What to work on: In the entries below, count every line with the word "relative". Return only the count.

----------------------------------------

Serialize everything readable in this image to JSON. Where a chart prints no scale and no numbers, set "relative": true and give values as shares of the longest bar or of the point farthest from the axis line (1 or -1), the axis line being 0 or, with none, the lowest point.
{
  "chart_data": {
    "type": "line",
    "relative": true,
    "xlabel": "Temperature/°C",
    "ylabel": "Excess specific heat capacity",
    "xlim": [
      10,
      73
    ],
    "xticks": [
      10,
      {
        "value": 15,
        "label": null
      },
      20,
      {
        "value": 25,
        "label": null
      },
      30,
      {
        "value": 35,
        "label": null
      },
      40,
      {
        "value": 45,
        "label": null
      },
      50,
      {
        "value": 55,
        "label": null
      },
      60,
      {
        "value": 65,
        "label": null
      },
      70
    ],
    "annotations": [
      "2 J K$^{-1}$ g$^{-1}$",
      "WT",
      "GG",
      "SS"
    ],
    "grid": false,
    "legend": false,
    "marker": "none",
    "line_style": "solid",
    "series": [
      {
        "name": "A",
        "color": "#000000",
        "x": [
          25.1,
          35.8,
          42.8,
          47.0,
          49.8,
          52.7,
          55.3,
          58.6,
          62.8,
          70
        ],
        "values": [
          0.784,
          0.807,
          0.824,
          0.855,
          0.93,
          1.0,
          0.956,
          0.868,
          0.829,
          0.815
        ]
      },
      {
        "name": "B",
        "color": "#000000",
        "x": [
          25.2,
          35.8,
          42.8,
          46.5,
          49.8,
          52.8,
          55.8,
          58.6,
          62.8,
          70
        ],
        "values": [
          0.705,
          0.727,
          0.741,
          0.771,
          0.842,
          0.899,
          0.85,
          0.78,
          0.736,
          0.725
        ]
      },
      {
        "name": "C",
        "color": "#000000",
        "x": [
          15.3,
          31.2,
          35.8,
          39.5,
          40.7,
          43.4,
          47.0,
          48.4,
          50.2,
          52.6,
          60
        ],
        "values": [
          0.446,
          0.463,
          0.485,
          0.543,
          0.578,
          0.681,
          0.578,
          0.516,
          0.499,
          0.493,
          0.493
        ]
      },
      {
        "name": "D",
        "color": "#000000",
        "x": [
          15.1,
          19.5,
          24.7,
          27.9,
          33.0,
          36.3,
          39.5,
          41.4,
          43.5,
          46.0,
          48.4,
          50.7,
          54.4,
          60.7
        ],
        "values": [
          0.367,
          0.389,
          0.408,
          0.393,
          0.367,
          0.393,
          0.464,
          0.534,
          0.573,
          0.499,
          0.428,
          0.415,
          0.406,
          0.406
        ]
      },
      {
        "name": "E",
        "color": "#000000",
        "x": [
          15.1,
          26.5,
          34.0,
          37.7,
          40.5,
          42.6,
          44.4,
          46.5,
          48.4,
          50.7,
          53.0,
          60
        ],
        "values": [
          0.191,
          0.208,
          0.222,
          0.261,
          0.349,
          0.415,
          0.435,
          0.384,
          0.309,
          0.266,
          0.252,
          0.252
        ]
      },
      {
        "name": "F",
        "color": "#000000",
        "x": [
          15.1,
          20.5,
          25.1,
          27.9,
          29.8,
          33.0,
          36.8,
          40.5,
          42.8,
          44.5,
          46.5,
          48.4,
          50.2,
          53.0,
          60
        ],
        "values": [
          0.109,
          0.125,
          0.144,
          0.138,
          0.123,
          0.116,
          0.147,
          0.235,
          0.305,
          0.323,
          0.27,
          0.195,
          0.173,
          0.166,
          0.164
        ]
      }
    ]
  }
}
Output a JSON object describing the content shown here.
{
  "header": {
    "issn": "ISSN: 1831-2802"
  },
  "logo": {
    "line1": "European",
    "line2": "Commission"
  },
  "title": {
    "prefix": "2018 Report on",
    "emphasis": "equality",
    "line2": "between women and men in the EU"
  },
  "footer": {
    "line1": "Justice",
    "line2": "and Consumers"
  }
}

----------------------------------------

Task solution: 2